#### What to produce:
From the entries below, extract every line that includes the word "Zakł".
▶
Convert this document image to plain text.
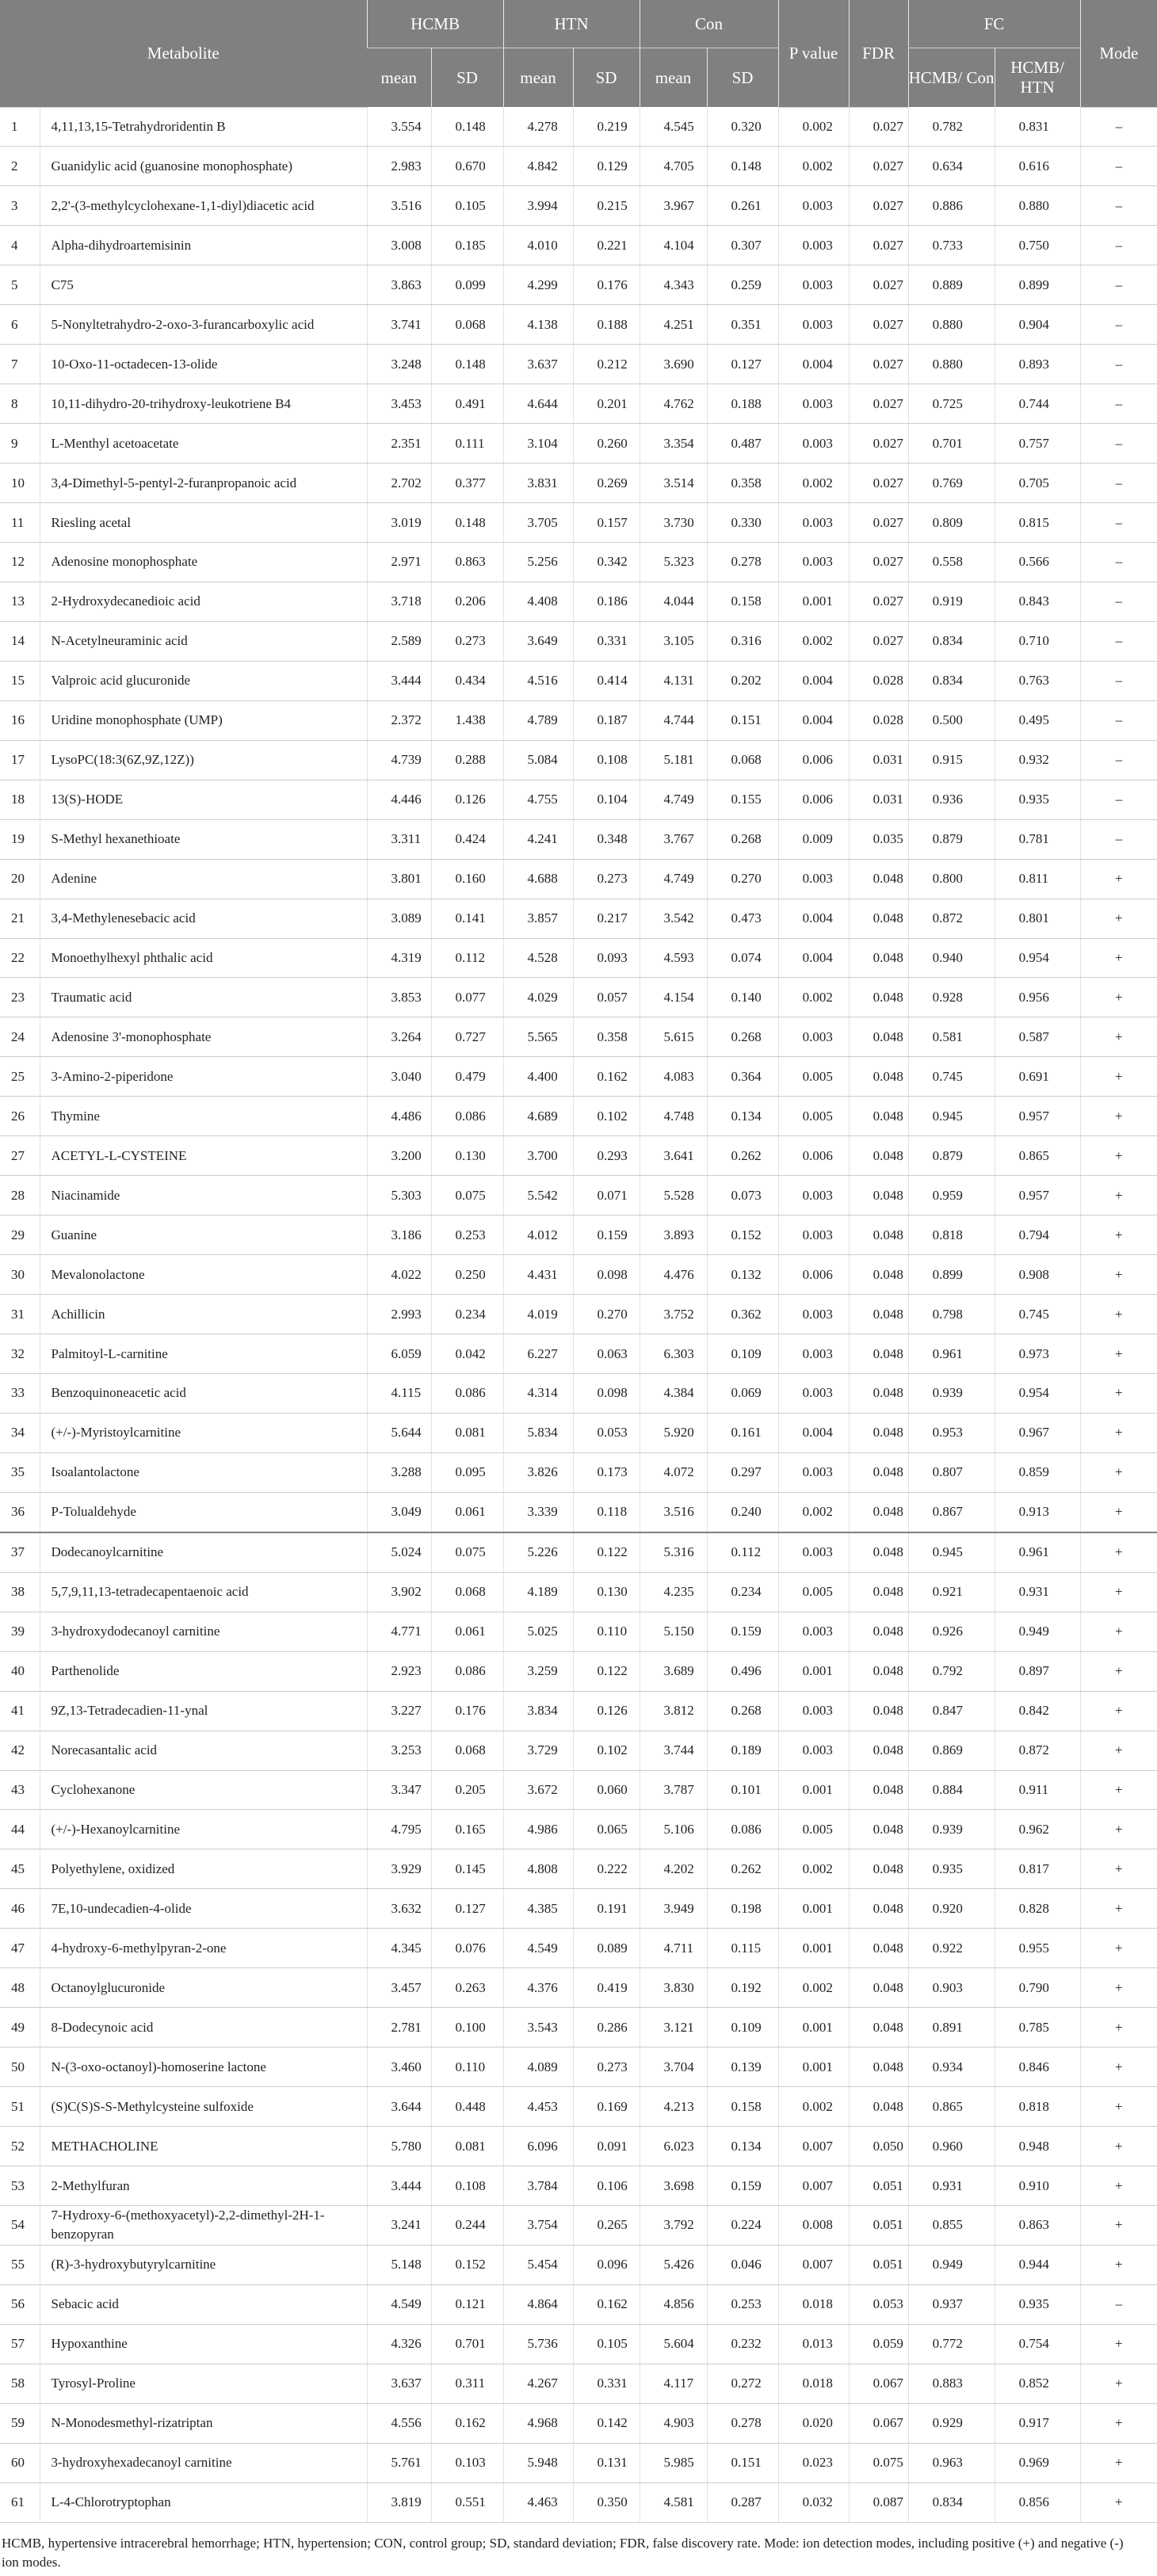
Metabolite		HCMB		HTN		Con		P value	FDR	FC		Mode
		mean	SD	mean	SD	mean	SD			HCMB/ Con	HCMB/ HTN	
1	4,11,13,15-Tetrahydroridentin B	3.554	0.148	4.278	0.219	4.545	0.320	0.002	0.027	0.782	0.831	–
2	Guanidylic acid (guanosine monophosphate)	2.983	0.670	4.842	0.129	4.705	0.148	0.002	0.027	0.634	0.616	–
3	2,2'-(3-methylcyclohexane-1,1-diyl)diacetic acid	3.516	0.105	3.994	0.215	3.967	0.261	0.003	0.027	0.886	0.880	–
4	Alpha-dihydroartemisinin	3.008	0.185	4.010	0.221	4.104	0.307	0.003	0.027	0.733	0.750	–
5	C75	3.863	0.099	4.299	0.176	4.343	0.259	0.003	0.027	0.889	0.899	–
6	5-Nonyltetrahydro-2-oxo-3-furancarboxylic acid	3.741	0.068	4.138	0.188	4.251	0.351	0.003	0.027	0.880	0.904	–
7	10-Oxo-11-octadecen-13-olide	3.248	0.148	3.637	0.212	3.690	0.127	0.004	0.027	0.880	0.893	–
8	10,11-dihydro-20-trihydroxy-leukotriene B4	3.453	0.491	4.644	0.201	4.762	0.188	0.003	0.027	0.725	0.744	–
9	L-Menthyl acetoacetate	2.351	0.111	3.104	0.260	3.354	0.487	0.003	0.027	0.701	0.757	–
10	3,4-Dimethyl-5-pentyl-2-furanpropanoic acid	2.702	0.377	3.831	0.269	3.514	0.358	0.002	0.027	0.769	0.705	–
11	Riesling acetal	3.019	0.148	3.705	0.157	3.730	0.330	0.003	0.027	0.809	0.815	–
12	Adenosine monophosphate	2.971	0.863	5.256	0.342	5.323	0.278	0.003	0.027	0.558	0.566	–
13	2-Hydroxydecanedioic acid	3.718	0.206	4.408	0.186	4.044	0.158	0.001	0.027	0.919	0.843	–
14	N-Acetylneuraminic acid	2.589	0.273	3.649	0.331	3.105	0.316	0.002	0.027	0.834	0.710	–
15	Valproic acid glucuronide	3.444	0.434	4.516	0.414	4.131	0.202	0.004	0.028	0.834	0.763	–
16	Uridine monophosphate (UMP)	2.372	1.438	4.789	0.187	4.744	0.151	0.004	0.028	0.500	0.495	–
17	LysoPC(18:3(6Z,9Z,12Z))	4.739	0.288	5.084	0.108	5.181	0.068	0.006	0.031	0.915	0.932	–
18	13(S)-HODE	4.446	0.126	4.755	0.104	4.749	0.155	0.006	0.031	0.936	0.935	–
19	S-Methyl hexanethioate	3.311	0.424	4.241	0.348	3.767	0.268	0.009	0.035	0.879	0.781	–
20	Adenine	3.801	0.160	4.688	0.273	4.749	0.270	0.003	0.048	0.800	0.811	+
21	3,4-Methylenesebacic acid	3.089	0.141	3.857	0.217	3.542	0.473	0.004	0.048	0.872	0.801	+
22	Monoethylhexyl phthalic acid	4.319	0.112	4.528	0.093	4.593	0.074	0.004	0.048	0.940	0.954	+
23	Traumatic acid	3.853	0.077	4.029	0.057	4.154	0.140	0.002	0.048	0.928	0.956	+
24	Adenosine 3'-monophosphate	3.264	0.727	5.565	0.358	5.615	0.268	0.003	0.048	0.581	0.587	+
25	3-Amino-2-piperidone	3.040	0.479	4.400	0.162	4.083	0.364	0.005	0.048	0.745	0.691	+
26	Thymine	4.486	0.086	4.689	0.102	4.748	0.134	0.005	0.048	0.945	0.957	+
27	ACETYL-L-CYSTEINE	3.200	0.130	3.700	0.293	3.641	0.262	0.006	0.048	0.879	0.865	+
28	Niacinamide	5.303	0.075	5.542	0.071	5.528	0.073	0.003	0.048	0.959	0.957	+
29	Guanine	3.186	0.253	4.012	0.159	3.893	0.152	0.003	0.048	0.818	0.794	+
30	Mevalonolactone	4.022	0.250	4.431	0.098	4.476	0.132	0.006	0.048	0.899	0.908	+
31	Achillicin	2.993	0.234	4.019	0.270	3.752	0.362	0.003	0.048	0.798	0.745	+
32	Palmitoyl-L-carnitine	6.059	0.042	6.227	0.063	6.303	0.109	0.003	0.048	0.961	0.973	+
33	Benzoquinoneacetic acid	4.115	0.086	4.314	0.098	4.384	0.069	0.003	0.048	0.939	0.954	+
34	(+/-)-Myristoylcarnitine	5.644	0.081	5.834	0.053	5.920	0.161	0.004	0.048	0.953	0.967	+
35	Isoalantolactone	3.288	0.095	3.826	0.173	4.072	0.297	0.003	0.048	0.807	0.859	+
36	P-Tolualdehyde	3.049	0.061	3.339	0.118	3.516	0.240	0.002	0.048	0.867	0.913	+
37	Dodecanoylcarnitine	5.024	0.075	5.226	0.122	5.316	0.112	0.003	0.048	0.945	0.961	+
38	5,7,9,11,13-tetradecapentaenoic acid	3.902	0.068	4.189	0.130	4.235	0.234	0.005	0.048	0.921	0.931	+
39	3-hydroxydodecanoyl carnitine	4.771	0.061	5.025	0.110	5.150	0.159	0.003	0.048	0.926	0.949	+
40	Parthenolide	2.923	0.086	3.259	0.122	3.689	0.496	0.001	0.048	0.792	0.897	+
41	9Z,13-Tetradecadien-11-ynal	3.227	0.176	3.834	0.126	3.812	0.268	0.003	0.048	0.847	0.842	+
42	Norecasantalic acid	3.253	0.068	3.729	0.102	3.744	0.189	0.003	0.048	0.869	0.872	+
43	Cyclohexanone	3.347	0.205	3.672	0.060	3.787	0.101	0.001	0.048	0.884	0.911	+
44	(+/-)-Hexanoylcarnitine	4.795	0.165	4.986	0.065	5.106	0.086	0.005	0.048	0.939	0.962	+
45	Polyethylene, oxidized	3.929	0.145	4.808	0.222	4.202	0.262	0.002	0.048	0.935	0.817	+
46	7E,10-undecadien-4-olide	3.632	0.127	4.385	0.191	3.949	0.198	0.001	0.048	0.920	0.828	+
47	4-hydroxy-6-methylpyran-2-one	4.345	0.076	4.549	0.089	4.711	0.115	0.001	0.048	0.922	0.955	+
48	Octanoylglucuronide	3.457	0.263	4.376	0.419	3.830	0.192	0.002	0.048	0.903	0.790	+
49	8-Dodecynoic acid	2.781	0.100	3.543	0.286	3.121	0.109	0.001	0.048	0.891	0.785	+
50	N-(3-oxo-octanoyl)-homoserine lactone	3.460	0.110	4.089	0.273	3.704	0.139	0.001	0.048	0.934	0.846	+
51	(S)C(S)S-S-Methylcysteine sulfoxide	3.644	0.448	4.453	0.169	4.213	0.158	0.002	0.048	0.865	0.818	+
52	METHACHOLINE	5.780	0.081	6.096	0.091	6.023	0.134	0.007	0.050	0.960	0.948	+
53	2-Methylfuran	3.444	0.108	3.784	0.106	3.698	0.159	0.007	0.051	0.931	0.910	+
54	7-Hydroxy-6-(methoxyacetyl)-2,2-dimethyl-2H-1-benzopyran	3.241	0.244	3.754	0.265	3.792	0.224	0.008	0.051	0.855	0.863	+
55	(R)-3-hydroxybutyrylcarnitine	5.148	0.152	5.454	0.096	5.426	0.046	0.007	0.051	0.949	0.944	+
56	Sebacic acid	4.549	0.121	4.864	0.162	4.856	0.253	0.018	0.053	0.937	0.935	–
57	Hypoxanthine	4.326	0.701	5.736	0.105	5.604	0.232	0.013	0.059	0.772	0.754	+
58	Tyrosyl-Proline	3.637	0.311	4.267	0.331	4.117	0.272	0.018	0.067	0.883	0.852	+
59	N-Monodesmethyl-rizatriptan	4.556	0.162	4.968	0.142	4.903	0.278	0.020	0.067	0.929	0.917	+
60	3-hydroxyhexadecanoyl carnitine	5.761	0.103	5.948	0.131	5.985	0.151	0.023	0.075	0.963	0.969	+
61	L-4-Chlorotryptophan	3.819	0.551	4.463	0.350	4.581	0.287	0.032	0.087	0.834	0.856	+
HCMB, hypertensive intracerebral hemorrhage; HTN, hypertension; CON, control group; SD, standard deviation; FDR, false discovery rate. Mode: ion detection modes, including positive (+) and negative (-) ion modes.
◀
▶
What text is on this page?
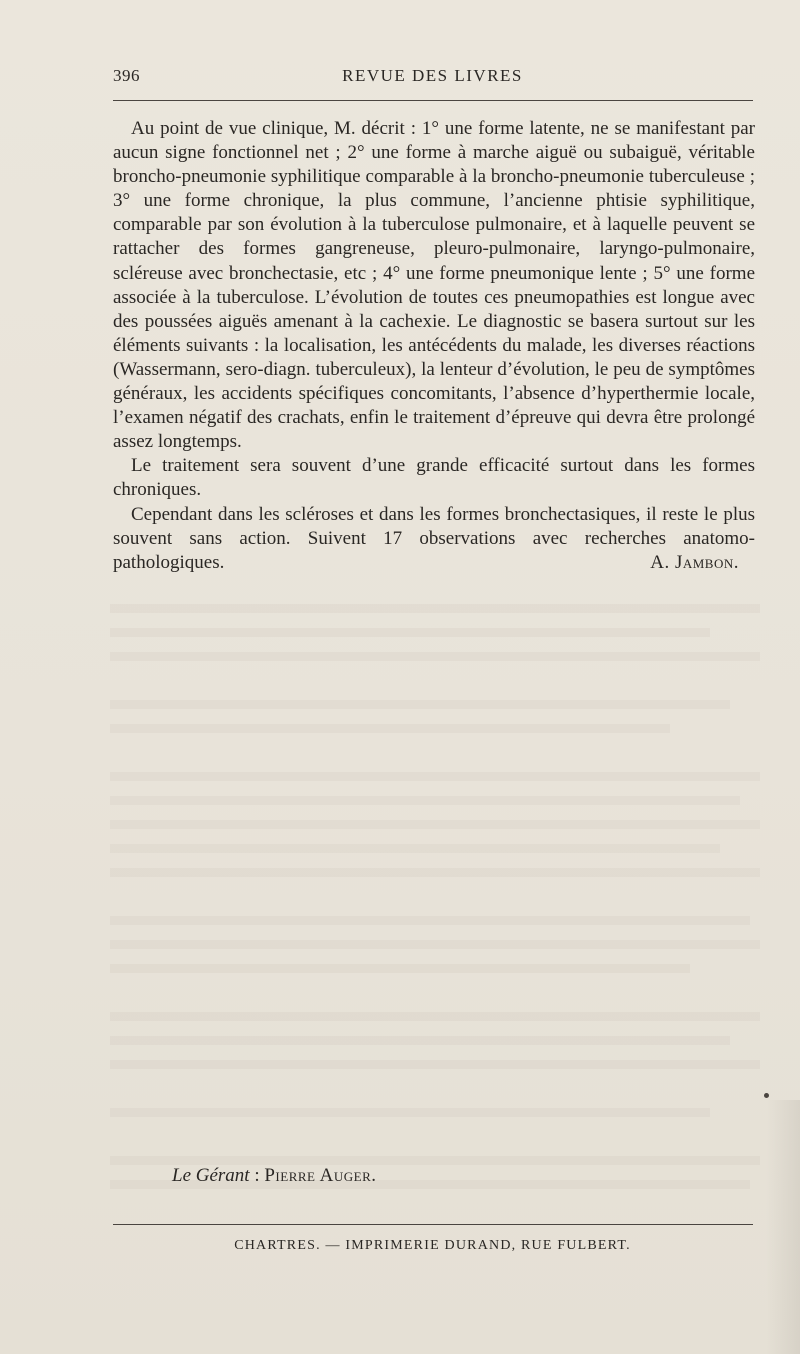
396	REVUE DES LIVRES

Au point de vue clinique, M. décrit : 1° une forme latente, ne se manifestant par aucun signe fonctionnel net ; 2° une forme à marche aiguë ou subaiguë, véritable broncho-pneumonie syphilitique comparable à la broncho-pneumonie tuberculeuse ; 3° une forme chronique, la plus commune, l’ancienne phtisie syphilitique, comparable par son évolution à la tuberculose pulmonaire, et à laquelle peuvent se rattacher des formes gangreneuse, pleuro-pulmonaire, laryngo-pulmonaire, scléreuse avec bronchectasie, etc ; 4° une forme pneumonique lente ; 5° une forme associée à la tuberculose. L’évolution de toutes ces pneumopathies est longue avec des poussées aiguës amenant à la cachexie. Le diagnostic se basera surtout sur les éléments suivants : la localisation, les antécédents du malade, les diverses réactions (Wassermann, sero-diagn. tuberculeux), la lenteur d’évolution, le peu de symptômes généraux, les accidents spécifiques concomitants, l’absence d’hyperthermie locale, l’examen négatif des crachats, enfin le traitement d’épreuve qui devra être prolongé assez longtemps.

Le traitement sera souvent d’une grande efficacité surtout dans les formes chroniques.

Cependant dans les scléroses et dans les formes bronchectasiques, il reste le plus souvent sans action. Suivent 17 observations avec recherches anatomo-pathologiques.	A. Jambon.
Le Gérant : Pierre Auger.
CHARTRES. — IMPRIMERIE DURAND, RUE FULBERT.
◀
▶
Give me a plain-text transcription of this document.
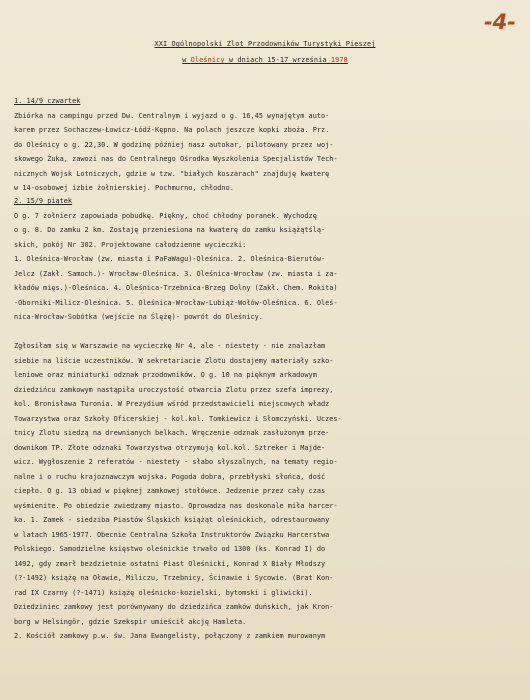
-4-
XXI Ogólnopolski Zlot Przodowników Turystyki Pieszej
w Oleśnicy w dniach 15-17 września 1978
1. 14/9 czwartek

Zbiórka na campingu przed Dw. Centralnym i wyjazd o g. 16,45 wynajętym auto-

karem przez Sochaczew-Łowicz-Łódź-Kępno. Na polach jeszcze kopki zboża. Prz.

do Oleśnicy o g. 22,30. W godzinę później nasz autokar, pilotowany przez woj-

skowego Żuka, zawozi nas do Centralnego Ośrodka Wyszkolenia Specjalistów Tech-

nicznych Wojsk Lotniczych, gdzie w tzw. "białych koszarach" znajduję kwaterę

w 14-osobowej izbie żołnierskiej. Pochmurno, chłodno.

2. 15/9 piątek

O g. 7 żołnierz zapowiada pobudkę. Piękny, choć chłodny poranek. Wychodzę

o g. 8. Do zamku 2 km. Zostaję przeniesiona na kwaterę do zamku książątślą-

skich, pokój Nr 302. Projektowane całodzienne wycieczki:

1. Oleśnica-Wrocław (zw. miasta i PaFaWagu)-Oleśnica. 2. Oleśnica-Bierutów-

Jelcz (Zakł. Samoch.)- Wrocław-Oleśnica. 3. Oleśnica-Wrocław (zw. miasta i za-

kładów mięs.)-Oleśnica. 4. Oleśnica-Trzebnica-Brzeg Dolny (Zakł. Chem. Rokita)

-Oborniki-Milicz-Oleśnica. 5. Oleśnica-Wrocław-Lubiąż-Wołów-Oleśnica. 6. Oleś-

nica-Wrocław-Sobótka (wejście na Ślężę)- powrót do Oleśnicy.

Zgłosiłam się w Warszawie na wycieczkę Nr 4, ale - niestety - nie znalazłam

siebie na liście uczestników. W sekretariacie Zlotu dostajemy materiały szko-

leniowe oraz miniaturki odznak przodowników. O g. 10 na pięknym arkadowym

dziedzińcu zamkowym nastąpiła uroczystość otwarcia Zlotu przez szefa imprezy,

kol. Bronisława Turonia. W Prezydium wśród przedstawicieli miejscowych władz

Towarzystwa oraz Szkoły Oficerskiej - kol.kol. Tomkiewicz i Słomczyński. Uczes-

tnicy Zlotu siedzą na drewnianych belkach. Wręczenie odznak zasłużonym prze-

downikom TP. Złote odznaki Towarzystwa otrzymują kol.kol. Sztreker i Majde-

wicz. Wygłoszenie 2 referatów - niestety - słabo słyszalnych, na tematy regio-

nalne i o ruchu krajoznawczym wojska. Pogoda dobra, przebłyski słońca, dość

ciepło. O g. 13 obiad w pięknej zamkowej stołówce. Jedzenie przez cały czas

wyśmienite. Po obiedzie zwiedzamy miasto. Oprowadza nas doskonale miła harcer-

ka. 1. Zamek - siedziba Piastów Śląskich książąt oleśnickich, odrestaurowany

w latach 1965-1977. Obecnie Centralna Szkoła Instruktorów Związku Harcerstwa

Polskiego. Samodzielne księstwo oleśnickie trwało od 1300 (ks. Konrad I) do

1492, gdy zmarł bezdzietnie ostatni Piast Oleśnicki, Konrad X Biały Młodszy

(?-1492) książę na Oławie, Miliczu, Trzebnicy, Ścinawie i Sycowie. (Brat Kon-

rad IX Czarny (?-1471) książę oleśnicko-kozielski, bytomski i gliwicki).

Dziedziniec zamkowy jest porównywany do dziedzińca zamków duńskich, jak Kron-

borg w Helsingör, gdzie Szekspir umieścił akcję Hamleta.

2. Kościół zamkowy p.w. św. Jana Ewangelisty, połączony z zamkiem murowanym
◀
#### Response:
Jelcz (Zakł. Samoch.)- Wrocław-Oleśnica. 3. Oleśnica-Wrocław (zw. miasta i za-
kładów mięs.)-Oleśnica. 4. Oleśnica-Trzebnica-Brzeg Dolny (Zakł. Chem. Rokita)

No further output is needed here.